• **WHAT IS BEING ASKED**
Search the listing below for "title". Copy each matching line.

• **AVAILABLE RECORDS**
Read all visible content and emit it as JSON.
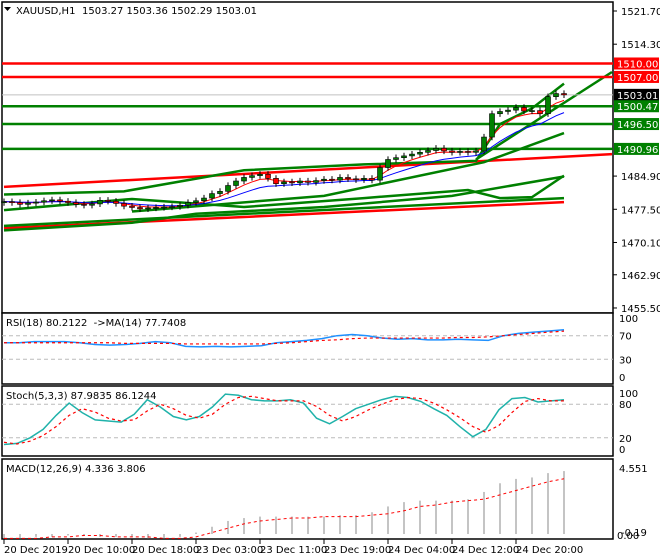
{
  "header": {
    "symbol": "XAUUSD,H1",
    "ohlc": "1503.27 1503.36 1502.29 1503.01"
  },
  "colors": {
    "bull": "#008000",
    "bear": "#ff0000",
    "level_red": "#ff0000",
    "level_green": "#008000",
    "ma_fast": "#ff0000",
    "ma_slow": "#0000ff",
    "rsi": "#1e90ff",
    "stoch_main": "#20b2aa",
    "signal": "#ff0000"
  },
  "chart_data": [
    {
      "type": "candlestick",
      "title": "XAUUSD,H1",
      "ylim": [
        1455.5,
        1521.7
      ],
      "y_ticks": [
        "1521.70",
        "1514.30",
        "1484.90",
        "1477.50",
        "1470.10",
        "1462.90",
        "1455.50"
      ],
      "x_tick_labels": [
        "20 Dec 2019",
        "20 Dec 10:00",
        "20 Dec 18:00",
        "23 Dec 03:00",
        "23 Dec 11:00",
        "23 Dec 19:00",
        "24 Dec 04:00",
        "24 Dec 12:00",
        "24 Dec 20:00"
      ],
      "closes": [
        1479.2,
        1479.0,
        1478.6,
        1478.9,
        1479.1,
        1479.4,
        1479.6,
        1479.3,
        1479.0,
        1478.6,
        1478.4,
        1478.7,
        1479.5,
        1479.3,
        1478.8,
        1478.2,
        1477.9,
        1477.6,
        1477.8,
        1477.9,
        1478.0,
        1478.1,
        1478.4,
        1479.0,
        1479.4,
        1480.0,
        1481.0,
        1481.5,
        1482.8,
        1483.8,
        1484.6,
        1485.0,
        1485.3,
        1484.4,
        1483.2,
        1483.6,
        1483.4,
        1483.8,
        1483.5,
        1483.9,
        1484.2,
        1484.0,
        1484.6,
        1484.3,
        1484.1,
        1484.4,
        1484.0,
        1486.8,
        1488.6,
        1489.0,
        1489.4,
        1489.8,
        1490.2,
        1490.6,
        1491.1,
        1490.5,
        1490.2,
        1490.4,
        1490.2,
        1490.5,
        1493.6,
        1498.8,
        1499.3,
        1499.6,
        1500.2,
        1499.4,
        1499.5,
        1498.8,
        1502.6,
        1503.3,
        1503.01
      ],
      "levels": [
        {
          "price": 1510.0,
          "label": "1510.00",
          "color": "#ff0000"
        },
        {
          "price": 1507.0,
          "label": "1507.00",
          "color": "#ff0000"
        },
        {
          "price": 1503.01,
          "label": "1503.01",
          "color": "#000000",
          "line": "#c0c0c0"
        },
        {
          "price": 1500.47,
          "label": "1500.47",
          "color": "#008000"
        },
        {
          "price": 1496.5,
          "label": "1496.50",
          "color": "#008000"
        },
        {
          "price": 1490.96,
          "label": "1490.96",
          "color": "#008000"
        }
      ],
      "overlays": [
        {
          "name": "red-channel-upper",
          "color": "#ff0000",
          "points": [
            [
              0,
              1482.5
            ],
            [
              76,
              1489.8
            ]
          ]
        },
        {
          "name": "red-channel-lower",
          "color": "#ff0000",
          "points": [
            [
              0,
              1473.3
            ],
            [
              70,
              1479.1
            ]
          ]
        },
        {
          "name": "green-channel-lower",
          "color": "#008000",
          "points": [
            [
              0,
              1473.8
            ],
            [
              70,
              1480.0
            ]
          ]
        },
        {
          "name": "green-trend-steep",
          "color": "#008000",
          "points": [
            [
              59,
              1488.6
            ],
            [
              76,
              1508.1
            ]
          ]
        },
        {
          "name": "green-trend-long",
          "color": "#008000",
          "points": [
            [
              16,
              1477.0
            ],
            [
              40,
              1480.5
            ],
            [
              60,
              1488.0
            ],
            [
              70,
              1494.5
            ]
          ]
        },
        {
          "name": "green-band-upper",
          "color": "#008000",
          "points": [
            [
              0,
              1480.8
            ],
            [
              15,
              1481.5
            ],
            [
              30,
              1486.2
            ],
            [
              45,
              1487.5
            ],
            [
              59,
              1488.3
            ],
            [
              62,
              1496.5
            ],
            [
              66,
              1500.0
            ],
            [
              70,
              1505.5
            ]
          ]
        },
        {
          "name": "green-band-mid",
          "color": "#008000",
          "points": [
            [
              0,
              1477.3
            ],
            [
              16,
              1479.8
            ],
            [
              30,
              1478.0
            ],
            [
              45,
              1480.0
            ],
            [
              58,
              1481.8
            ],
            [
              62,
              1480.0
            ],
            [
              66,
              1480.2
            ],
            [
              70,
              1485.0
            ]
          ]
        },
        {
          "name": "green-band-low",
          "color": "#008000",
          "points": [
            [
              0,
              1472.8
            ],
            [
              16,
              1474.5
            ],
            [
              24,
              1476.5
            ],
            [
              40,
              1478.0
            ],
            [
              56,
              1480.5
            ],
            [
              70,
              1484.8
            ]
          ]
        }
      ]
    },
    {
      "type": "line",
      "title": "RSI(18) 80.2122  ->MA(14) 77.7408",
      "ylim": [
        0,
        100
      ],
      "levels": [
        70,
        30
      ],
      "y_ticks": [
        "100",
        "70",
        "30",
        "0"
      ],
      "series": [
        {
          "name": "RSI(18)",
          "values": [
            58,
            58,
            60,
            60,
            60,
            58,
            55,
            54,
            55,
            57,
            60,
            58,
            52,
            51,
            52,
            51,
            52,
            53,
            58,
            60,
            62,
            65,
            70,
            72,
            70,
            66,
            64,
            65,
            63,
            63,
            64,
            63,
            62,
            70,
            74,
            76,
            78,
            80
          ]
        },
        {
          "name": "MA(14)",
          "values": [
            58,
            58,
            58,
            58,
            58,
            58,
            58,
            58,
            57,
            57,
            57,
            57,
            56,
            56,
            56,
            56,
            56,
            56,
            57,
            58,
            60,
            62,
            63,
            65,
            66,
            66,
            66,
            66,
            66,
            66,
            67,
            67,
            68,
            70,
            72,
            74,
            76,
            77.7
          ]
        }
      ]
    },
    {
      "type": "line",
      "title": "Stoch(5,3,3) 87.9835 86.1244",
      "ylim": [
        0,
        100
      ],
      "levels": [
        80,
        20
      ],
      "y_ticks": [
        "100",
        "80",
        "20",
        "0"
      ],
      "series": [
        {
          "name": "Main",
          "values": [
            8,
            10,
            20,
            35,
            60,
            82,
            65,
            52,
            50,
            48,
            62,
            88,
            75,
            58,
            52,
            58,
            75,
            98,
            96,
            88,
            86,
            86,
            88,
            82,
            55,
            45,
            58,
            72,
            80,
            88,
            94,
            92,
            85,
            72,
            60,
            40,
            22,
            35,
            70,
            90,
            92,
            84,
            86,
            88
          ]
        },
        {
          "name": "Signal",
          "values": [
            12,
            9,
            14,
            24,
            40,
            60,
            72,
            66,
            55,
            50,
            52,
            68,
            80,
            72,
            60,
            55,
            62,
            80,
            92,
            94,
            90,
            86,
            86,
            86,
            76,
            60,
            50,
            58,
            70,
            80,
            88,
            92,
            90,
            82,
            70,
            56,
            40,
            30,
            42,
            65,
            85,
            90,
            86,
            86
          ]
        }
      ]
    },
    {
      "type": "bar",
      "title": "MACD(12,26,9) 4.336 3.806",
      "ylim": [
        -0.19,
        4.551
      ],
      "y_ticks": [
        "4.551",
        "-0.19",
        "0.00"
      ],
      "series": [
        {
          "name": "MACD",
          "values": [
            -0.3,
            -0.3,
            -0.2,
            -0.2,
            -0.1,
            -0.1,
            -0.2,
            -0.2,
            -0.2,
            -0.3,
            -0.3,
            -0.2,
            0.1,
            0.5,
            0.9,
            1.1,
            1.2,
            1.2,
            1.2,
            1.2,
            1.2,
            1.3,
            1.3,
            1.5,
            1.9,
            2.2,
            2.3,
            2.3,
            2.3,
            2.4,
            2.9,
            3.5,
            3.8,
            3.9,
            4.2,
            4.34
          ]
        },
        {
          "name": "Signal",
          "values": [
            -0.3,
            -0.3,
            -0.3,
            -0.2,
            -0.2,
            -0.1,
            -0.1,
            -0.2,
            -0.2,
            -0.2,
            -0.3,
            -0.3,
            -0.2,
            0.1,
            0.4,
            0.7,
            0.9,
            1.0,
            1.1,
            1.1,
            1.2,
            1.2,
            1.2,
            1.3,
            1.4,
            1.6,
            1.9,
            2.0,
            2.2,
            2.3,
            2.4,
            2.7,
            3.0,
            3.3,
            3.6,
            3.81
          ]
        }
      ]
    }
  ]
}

• **THE RESPONSE**
      "title": "XAUUSD,H1",
      "title": "RSI(18) 80.2122  ->MA(14) 77.7408",
      "title": "Stoch(5,3,3) 87.9835 86.1244",
      "title": "MACD(12,26,9) 4.336 3.806",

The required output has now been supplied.